• Exercise prompt: How many of the lines here include "Capital"? Answer with a single number.

• Input for this task:
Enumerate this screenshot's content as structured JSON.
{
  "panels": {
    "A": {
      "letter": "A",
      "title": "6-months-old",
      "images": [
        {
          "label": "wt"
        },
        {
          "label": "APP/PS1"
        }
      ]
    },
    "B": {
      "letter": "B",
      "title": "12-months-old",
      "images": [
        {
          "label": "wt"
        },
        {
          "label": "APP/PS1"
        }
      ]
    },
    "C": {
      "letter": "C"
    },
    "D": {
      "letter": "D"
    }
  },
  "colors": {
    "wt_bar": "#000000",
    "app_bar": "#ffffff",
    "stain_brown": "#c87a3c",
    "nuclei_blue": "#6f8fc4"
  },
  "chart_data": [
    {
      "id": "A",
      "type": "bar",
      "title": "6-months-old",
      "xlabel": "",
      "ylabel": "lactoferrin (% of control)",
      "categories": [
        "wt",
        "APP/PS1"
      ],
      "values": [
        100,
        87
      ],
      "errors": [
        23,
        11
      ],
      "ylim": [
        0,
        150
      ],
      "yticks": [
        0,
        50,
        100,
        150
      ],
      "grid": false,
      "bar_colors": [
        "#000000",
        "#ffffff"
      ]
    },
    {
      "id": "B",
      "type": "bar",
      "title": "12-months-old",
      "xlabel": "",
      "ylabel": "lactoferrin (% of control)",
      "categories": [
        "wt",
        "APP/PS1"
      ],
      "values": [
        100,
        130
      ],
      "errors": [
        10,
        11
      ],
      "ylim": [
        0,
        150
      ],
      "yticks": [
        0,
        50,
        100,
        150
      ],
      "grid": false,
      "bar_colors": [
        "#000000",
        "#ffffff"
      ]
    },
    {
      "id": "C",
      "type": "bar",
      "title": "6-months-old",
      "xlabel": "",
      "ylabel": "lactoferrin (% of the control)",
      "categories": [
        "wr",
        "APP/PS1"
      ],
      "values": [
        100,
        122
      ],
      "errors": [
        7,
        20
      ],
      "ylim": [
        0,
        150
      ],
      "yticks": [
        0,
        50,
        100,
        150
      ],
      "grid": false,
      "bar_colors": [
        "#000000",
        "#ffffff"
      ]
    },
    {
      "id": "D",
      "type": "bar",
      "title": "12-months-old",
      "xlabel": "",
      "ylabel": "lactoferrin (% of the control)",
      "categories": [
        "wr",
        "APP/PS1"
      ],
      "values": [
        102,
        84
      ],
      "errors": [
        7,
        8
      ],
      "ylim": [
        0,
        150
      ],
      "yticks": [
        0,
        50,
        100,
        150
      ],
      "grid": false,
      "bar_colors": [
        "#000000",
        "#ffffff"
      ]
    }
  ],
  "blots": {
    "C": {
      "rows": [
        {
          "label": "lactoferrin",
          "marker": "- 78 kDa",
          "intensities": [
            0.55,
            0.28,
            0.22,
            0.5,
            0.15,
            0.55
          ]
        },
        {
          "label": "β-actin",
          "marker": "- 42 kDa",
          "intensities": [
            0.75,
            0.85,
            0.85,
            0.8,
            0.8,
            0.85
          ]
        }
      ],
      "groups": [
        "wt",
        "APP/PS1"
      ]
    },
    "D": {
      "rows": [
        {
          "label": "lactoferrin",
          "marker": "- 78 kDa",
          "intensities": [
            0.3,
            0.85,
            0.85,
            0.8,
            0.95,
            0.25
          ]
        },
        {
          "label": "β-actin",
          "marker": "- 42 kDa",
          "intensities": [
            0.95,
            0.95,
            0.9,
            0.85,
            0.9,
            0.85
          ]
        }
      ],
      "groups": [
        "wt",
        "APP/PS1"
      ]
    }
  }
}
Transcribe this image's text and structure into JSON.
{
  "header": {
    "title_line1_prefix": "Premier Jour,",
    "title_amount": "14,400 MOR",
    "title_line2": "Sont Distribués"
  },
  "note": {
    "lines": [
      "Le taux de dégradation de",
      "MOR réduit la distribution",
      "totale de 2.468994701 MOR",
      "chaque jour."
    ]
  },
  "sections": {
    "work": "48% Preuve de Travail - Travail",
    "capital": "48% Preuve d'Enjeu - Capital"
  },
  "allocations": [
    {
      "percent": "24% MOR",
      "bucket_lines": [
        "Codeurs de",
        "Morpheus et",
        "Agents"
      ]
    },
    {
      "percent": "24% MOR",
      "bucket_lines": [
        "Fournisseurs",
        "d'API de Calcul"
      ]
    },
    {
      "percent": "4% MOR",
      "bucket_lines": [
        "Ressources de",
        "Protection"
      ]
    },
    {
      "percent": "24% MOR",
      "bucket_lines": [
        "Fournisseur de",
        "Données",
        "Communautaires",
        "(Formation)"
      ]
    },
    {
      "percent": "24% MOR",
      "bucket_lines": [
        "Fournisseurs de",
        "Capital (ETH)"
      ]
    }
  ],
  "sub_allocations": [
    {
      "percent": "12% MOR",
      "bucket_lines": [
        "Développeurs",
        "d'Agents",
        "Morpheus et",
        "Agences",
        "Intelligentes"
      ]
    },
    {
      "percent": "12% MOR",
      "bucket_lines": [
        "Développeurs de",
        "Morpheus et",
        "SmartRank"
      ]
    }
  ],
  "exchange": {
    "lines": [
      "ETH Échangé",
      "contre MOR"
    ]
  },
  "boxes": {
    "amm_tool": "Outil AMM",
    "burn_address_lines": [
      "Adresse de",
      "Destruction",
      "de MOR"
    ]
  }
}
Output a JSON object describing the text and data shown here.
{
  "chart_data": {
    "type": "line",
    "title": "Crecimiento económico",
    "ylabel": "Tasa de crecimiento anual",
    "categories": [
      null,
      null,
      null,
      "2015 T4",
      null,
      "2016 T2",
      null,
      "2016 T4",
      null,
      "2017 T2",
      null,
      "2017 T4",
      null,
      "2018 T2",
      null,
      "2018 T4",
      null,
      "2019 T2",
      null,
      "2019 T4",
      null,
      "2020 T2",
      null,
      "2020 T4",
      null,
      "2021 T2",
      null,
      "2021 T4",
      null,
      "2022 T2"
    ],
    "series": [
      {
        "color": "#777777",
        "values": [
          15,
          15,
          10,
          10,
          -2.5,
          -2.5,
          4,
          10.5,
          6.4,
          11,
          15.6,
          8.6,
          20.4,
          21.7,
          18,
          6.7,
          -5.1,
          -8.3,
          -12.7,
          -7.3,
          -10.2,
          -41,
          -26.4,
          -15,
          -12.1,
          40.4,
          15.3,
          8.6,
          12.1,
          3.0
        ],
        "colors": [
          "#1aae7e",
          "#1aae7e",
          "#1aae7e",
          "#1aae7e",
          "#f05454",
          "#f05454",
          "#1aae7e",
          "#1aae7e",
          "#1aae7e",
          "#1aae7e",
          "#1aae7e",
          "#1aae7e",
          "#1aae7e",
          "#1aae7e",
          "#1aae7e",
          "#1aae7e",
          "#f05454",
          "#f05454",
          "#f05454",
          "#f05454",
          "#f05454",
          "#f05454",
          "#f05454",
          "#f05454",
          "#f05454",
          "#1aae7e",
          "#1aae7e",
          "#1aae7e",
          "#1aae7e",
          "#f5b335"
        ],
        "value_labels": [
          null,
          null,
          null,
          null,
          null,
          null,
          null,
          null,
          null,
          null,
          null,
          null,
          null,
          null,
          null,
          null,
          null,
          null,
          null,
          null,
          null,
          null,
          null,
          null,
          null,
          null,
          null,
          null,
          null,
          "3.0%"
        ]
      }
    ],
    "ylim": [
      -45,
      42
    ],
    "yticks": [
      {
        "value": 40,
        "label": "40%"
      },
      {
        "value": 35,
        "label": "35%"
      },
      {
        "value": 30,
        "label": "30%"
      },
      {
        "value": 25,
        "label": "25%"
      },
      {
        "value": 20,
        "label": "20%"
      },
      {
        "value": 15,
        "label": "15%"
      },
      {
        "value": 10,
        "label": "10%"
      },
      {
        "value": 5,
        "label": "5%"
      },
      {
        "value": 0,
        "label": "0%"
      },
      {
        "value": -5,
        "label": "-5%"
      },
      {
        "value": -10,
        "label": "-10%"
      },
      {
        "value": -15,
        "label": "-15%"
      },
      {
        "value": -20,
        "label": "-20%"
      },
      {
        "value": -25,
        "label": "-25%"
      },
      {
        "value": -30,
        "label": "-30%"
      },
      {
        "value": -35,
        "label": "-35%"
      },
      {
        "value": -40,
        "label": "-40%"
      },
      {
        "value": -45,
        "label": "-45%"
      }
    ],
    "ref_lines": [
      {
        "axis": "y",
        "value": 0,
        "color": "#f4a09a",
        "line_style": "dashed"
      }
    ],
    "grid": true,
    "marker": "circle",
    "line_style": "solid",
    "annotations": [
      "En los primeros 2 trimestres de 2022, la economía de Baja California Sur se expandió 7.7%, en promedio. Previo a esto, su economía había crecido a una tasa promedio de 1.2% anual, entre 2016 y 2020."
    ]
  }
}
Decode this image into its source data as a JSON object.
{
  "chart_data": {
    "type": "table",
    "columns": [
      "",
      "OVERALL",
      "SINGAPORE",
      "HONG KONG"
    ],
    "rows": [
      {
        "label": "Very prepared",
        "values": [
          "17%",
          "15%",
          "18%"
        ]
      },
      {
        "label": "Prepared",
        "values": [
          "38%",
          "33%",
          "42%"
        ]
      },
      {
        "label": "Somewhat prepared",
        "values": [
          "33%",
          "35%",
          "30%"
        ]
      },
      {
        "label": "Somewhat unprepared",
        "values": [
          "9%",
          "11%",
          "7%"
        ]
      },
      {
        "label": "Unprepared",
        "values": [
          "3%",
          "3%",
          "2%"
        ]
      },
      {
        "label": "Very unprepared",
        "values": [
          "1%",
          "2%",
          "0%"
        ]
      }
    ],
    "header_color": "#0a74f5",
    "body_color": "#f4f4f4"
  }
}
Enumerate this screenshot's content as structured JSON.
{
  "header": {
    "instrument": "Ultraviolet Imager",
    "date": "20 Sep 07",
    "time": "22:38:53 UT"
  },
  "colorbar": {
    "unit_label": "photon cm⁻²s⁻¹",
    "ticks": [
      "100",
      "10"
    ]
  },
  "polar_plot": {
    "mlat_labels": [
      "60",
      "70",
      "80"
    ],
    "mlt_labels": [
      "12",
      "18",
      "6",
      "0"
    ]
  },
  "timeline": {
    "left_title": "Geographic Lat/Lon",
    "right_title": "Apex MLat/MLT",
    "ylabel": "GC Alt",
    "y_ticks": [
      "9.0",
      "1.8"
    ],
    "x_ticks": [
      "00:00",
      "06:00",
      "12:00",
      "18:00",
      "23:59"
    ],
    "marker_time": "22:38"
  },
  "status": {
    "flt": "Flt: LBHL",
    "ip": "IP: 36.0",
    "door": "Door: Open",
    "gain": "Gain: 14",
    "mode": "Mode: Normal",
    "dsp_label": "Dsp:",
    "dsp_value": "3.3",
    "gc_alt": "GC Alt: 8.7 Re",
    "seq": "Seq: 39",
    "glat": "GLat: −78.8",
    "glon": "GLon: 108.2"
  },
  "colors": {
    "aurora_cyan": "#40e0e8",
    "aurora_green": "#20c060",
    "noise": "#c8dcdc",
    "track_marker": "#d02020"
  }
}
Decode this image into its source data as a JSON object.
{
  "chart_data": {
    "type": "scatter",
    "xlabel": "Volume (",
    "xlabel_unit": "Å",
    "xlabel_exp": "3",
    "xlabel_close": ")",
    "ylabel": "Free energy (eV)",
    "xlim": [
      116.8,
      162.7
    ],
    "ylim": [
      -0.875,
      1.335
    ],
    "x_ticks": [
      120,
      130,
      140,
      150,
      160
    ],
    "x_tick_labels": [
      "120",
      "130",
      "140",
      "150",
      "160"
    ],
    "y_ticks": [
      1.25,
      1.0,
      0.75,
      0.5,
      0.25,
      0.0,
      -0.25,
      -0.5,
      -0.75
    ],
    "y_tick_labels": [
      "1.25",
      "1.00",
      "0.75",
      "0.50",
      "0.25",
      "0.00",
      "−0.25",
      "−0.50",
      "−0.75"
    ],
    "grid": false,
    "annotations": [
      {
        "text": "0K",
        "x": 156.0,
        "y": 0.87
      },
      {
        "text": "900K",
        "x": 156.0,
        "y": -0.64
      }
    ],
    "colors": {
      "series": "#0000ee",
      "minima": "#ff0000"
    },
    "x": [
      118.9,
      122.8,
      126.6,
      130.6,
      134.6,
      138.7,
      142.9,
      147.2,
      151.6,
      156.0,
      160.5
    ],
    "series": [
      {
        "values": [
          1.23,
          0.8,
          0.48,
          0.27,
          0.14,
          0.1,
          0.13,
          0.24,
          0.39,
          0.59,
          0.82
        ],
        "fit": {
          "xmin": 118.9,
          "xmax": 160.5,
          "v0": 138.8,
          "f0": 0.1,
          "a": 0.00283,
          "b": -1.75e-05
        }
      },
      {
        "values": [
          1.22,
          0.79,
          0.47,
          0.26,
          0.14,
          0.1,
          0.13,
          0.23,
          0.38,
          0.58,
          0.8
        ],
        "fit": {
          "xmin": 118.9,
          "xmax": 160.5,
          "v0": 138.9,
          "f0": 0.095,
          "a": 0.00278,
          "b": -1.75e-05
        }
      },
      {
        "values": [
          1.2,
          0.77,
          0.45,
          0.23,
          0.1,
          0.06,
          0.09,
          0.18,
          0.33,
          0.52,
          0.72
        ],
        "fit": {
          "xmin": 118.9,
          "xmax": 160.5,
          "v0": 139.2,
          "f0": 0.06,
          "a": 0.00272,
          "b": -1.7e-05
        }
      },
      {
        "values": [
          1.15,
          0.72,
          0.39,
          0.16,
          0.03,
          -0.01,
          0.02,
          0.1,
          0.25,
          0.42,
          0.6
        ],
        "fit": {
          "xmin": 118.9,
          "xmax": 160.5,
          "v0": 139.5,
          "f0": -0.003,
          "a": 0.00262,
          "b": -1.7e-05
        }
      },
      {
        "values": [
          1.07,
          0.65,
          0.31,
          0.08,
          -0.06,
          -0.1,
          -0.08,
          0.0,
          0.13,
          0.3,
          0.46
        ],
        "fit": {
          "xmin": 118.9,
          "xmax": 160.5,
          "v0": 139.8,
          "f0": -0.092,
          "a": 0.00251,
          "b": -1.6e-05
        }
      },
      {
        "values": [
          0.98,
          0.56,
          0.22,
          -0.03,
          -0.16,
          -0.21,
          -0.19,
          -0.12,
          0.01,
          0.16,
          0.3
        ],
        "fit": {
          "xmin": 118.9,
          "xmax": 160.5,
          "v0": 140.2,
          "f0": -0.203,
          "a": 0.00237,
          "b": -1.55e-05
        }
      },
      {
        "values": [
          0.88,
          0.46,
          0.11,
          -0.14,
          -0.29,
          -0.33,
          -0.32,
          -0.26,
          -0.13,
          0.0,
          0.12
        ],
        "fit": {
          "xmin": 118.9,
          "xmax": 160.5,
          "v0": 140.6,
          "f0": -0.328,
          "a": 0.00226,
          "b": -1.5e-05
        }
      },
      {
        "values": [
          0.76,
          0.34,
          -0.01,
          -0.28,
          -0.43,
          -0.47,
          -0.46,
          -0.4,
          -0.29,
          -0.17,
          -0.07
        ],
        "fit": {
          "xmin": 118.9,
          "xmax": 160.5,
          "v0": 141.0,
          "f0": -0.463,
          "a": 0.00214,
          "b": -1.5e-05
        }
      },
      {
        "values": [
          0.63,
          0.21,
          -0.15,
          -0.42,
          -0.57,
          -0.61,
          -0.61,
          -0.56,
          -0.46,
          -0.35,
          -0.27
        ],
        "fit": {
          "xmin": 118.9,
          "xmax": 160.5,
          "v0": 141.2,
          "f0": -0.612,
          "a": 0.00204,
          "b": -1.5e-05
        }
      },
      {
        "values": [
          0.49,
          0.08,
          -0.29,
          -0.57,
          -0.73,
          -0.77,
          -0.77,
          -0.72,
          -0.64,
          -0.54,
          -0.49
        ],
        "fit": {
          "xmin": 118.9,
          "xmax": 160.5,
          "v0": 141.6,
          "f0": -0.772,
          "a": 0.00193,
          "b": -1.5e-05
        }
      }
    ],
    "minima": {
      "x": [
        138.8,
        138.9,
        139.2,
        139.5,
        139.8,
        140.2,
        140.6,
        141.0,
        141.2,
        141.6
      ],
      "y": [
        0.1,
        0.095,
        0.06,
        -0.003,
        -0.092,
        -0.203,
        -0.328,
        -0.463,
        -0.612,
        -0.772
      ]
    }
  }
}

• Completed exercise: 2